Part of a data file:
::::::::::

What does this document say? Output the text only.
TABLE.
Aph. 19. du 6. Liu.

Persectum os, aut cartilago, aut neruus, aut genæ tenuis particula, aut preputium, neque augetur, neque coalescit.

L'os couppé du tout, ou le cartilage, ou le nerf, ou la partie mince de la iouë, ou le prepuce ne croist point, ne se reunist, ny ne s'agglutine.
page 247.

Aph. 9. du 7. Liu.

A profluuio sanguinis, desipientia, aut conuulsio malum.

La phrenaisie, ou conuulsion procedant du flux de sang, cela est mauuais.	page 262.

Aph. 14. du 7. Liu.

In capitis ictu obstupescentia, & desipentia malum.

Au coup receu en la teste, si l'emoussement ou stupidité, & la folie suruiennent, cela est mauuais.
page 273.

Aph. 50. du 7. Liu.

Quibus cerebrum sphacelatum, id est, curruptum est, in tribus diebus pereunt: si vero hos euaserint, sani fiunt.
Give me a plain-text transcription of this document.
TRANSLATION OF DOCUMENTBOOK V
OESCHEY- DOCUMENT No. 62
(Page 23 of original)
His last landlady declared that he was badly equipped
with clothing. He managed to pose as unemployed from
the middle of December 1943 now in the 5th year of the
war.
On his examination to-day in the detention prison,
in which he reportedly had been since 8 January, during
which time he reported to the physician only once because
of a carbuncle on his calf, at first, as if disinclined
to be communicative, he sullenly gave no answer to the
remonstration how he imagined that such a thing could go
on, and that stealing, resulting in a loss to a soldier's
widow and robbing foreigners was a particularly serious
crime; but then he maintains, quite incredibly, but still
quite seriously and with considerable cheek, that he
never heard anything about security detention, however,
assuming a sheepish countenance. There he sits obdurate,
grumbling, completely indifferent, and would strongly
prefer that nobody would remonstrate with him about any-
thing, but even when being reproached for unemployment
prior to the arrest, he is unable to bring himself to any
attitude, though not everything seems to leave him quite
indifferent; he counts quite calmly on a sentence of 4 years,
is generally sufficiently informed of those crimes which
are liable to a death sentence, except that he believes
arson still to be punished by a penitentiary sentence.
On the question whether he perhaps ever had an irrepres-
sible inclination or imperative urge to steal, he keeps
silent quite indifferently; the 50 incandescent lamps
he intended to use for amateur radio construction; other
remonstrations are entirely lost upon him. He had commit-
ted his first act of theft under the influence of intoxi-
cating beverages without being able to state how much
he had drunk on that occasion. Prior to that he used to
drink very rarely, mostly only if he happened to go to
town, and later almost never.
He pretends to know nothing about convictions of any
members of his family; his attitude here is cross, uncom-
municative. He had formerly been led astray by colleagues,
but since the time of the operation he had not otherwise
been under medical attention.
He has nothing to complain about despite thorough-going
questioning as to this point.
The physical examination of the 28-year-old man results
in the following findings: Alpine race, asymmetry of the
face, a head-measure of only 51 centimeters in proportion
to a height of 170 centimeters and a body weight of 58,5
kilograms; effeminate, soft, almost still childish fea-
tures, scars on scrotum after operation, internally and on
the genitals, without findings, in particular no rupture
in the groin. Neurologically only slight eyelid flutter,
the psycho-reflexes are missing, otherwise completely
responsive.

::::::::::

Goal:
Output all of the data again, exactly.

The completed task:
What does this document say? Output the text only.
TABLE.
Aph. 19. du 6. Liu.

Persectum os, aut cartilago, aut neruus, aut genæ tenuis particula, aut preputium, neque augetur, neque coalescit.

L'os couppé du tout, ou le cartilage, ou le nerf, ou la partie mince de la iouë, ou le prepuce ne croist point, ne se reunist, ny ne s'agglutine.
page 247.

Aph. 9. du 7. Liu.

A profluuio sanguinis, desipientia, aut conuulsio malum.

La phrenaisie, ou conuulsion procedant du flux de sang, cela est mauuais.	page 262.

Aph. 14. du 7. Liu.

In capitis ictu obstupescentia, & desipentia malum.

Au coup receu en la teste, si l'emoussement ou stupidité, & la folie suruiennent, cela est mauuais.
page 273.

Aph. 50. du 7. Liu.

Quibus cerebrum sphacelatum, id est, curruptum est, in tribus diebus pereunt: si vero hos euaserint, sani fiunt.
Give me a plain-text transcription of this document.
TRANSLATION OF DOCUMENTBOOK V
OESCHEY- DOCUMENT No. 62
(Page 23 of original)
His last landlady declared that he was badly equipped
with clothing. He managed to pose as unemployed from
the middle of December 1943 now in the 5th year of the
war.
On his examination to-day in the detention prison,
in which he reportedly had been since 8 January, during
which time he reported to the physician only once because
of a carbuncle on his calf, at first, as if disinclined
to be communicative, he sullenly gave no answer to the
remonstration how he imagined that such a thing could go
on, and that stealing, resulting in a loss to a soldier's
widow and robbing foreigners was a particularly serious
crime; but then he maintains, quite incredibly, but still
quite seriously and with considerable cheek, that he
never heard anything about security detention, however,
assuming a sheepish countenance. There he sits obdurate,
grumbling, completely indifferent, and would strongly
prefer that nobody would remonstrate with him about any-
thing, but even when being reproached for unemployment
prior to the arrest, he is unable to bring himself to any
attitude, though not everything seems to leave him quite
indifferent; he counts quite calmly on a sentence of 4 years,
is generally sufficiently informed of those crimes which
are liable to a death sentence, except that he believes
arson still to be punished by a penitentiary sentence.
On the question whether he perhaps ever had an irrepres-
sible inclination or imperative urge to steal, he keeps
silent quite indifferently; the 50 incandescent lamps
he intended to use for amateur radio construction; other
remonstrations are entirely lost upon him. He had commit-
ted his first act of theft under the influence of intoxi-
cating beverages without being able to state how much
he had drunk on that occasion. Prior to that he used to
drink very rarely, mostly only if he happened to go to
town, and later almost never.
He pretends to know nothing about convictions of any
members of his family; his attitude here is cross, uncom-
municative. He had formerly been led astray by colleagues,
but since the time of the operation he had not otherwise
been under medical attention.
He has nothing to complain about despite thorough-going
questioning as to this point.
The physical examination of the 28-year-old man results
in the following findings: Alpine race, asymmetry of the
face, a head-measure of only 51 centimeters in proportion
to a height of 170 centimeters and a body weight of 58,5
kilograms; effeminate, soft, almost still childish fea-
tures, scars on scrotum after operation, internally and on
the genitals, without findings, in particular no rupture
in the groin. Neurologically only slight eyelid flutter,
the psycho-reflexes are missing, otherwise completely
responsive.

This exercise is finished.